Available data
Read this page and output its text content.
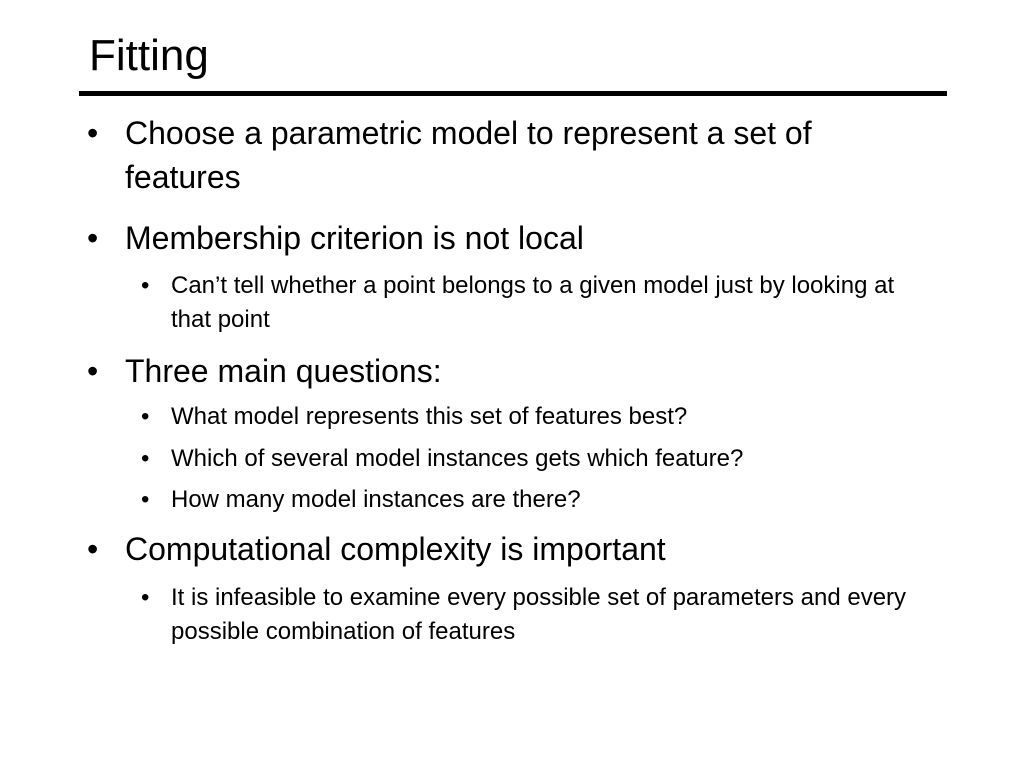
Fitting
• Choose a parametric model to represent a set of features
• Membership criterion is not local
• Can’t tell whether a point belongs to a given model just by looking at that point
• Three main questions:
• What model represents this set of features best?
• Which of several model instances gets which feature?
• How many model instances are there?
• Computational complexity is important
• It is infeasible to examine every possible set of parameters and every possible combination of features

Requirements
Copy out all the records exactly, excluding pictures.

Result of the task
Read this page and output its text content.
Fitting
• Choose a parametric model to represent a set of features
• Membership criterion is not local
• Can’t tell whether a point belongs to a given model just by looking at that point
• Three main questions:
• What model represents this set of features best?
• Which of several model instances gets which feature?
• How many model instances are there?
• Computational complexity is important
• It is infeasible to examine every possible set of parameters and every possible combination of features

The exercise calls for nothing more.